§ **OBJECTIVE**: Pick out each line containing the string "User" and copy it.

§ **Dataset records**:
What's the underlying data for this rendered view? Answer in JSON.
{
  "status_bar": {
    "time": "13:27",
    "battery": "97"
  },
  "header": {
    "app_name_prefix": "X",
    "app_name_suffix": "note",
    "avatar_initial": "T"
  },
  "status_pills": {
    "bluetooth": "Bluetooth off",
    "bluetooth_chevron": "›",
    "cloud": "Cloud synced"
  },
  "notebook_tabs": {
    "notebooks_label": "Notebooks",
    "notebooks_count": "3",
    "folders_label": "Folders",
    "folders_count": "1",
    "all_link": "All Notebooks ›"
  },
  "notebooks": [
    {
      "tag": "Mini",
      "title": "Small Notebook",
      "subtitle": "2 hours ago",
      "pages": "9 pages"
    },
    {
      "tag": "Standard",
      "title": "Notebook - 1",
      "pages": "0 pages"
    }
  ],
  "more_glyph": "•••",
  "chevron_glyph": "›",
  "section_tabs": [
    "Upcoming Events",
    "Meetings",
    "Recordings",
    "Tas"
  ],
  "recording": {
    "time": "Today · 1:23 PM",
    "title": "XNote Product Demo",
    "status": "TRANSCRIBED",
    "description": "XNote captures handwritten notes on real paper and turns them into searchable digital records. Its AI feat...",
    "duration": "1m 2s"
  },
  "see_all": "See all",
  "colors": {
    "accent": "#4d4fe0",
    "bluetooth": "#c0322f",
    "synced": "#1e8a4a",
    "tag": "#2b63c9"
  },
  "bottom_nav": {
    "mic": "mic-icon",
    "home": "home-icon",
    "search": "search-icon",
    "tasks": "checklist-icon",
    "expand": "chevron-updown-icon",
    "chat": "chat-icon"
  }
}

==

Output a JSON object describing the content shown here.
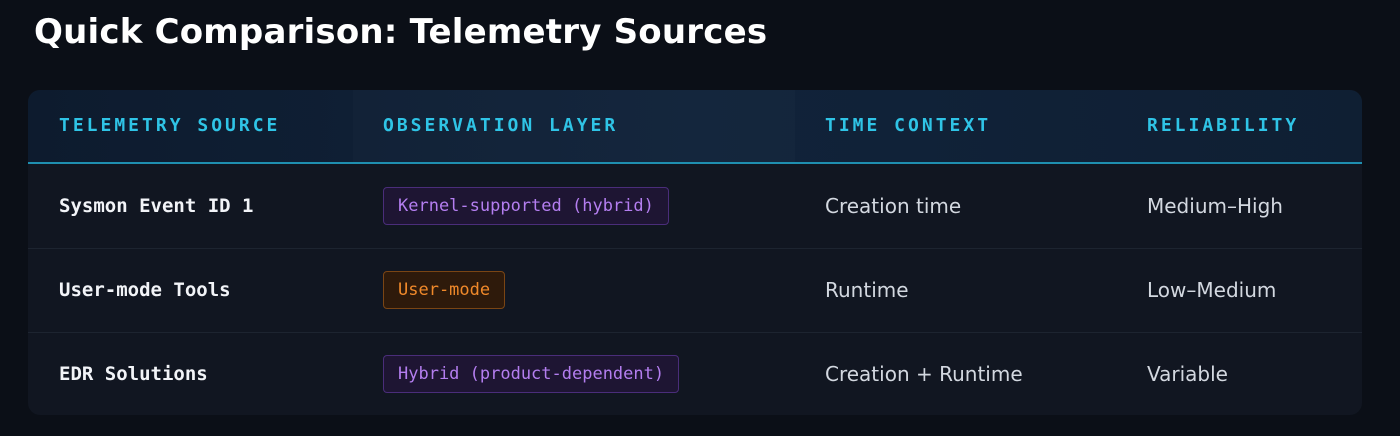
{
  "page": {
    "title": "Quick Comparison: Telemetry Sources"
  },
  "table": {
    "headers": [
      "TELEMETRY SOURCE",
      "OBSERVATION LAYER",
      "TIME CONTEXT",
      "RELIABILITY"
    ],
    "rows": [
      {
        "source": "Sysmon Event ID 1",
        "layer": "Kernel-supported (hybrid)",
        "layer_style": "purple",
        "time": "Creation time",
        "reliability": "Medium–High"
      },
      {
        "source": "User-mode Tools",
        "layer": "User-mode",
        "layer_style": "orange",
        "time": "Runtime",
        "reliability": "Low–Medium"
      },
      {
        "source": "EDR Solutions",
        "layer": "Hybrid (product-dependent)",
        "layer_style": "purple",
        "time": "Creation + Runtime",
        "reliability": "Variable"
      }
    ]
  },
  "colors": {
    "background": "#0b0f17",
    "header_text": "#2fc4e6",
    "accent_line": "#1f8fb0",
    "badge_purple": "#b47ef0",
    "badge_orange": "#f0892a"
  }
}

§ **THE RESULT**:
        "source": "User-mode Tools",
        "layer": "User-mode",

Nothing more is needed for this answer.